*Task brief*: Give the material once more, word for word, without any images.

*Records for processing*:
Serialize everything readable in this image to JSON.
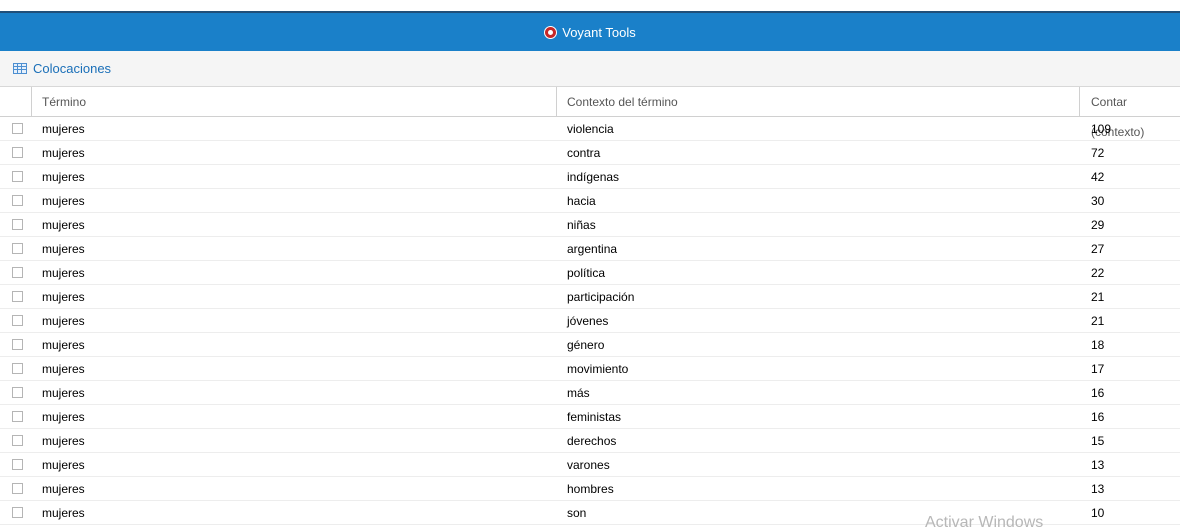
{
  "app": {
    "title": "Voyant Tools"
  },
  "panel": {
    "title": "Colocaciones"
  },
  "table": {
    "columns": [
      "Término",
      "Contexto del término",
      "Contar (contexto)"
    ],
    "rows": [
      {
        "term": "mujeres",
        "context": "violencia",
        "count": "109"
      },
      {
        "term": "mujeres",
        "context": "contra",
        "count": "72"
      },
      {
        "term": "mujeres",
        "context": "indígenas",
        "count": "42"
      },
      {
        "term": "mujeres",
        "context": "hacia",
        "count": "30"
      },
      {
        "term": "mujeres",
        "context": "niñas",
        "count": "29"
      },
      {
        "term": "mujeres",
        "context": "argentina",
        "count": "27"
      },
      {
        "term": "mujeres",
        "context": "política",
        "count": "22"
      },
      {
        "term": "mujeres",
        "context": "participación",
        "count": "21"
      },
      {
        "term": "mujeres",
        "context": "jóvenes",
        "count": "21"
      },
      {
        "term": "mujeres",
        "context": "género",
        "count": "18"
      },
      {
        "term": "mujeres",
        "context": "movimiento",
        "count": "17"
      },
      {
        "term": "mujeres",
        "context": "más",
        "count": "16"
      },
      {
        "term": "mujeres",
        "context": "feministas",
        "count": "16"
      },
      {
        "term": "mujeres",
        "context": "derechos",
        "count": "15"
      },
      {
        "term": "mujeres",
        "context": "varones",
        "count": "13"
      },
      {
        "term": "mujeres",
        "context": "hombres",
        "count": "13"
      },
      {
        "term": "mujeres",
        "context": "son",
        "count": "10"
      }
    ]
  },
  "watermark": "Activar Windows"
}
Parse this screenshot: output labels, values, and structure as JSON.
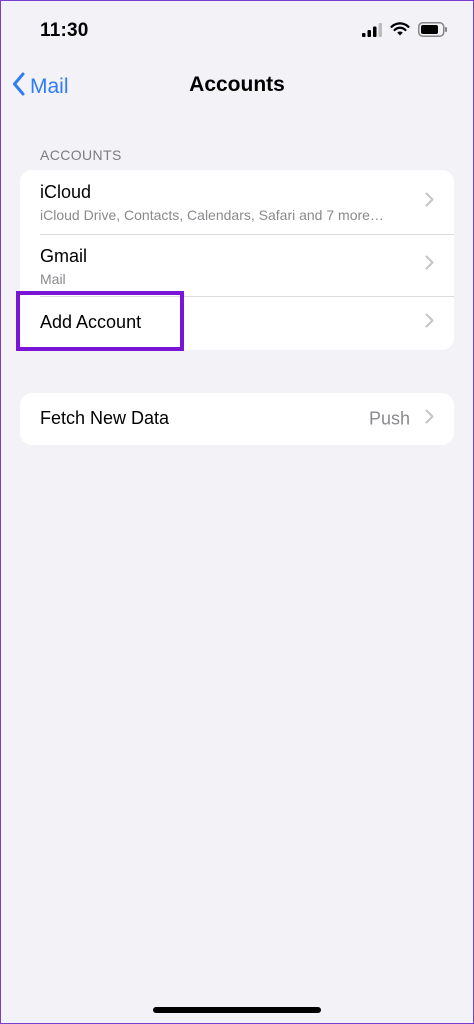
{
  "status_bar": {
    "time": "11:30"
  },
  "nav": {
    "back_label": "Mail",
    "title": "Accounts"
  },
  "accounts_section": {
    "header": "ACCOUNTS",
    "items": [
      {
        "title": "iCloud",
        "subtitle": "iCloud Drive, Contacts, Calendars, Safari and 7 more…"
      },
      {
        "title": "Gmail",
        "subtitle": "Mail"
      },
      {
        "title": "Add Account"
      }
    ]
  },
  "fetch_section": {
    "title": "Fetch New Data",
    "value": "Push"
  },
  "colors": {
    "accent": "#2f7cf6",
    "highlight": "#7a14d6",
    "background": "#f2f2f7"
  },
  "icons": [
    "signal-icon",
    "wifi-icon",
    "battery-icon",
    "back-chevron-icon",
    "chevron-right-icon"
  ]
}
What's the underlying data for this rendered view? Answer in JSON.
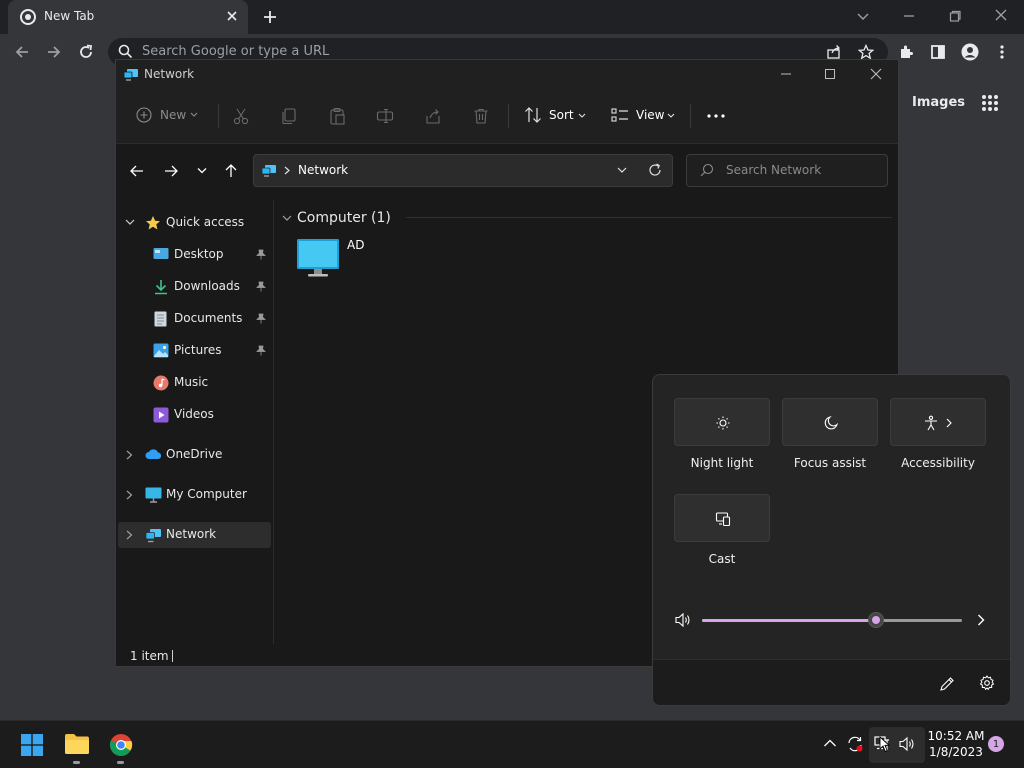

*Result for this exercise*:
Serialize everything readable in this image to JSON.
{
  "app": {
    "title": "Voyant Tools"
  },
  "panel": {
    "title": "Colocaciones"
  },
  "table": {
    "columns": [
      "Término",
      "Contexto del término",
      "Contar (contexto)"
    ],
    "rows": [
      {
        "term": "mujeres",
        "context": "violencia",
        "count": "109"
      },
      {
        "term": "mujeres",
        "context": "contra",
        "count": "72"
      },
      {
        "term": "mujeres",
        "context": "indígenas",
        "count": "42"
      },
      {
        "term": "mujeres",
        "context": "hacia",
        "count": "30"
      },
      {
        "term": "mujeres",
        "context": "niñas",
        "count": "29"
      },
      {
        "term": "mujeres",
        "context": "argentina",
        "count": "27"
      },
      {
        "term": "mujeres",
        "context": "política",
        "count": "22"
      },
      {
        "term": "mujeres",
        "context": "participación",
        "count": "21"
      },
      {
        "term": "mujeres",
        "context": "jóvenes",
        "count": "21"
      },
      {
        "term": "mujeres",
        "context": "género",
        "count": "18"
      },
      {
        "term": "mujeres",
        "context": "movimiento",
        "count": "17"
      },
      {
        "term": "mujeres",
        "context": "más",
        "count": "16"
      },
      {
        "term": "mujeres",
        "context": "feministas",
        "count": "16"
      },
      {
        "term": "mujeres",
        "context": "derechos",
        "count": "15"
      },
      {
        "term": "mujeres",
        "context": "varones",
        "count": "13"
      },
      {
        "term": "mujeres",
        "context": "hombres",
        "count": "13"
      },
      {
        "term": "mujeres",
        "context": "son",
        "count": "10"
      }
    ]
  },
  "watermark": "Activar Windows"
}
Parse this screenshot: output labels, values, and structure as JSON.
{
  "status_bar": {
    "time": "11:30"
  },
  "nav": {
    "back_label": "Mail",
    "title": "Accounts"
  },
  "accounts_section": {
    "header": "ACCOUNTS",
    "items": [
      {
        "title": "iCloud",
        "subtitle": "iCloud Drive, Contacts, Calendars, Safari and 7 more…"
      },
      {
        "title": "Gmail",
        "subtitle": "Mail"
      },
      {
        "title": "Add Account"
      }
    ]
  },
  "fetch_section": {
    "title": "Fetch New Data",
    "value": "Push"
  },
  "colors": {
    "accent": "#2f7cf6",
    "highlight": "#7a14d6",
    "background": "#f2f2f7"
  },
  "icons": [
    "signal-icon",
    "wifi-icon",
    "battery-icon",
    "back-chevron-icon",
    "chevron-right-icon"
  ]
}
What's the underlying data for this rendered view? Answer in JSON.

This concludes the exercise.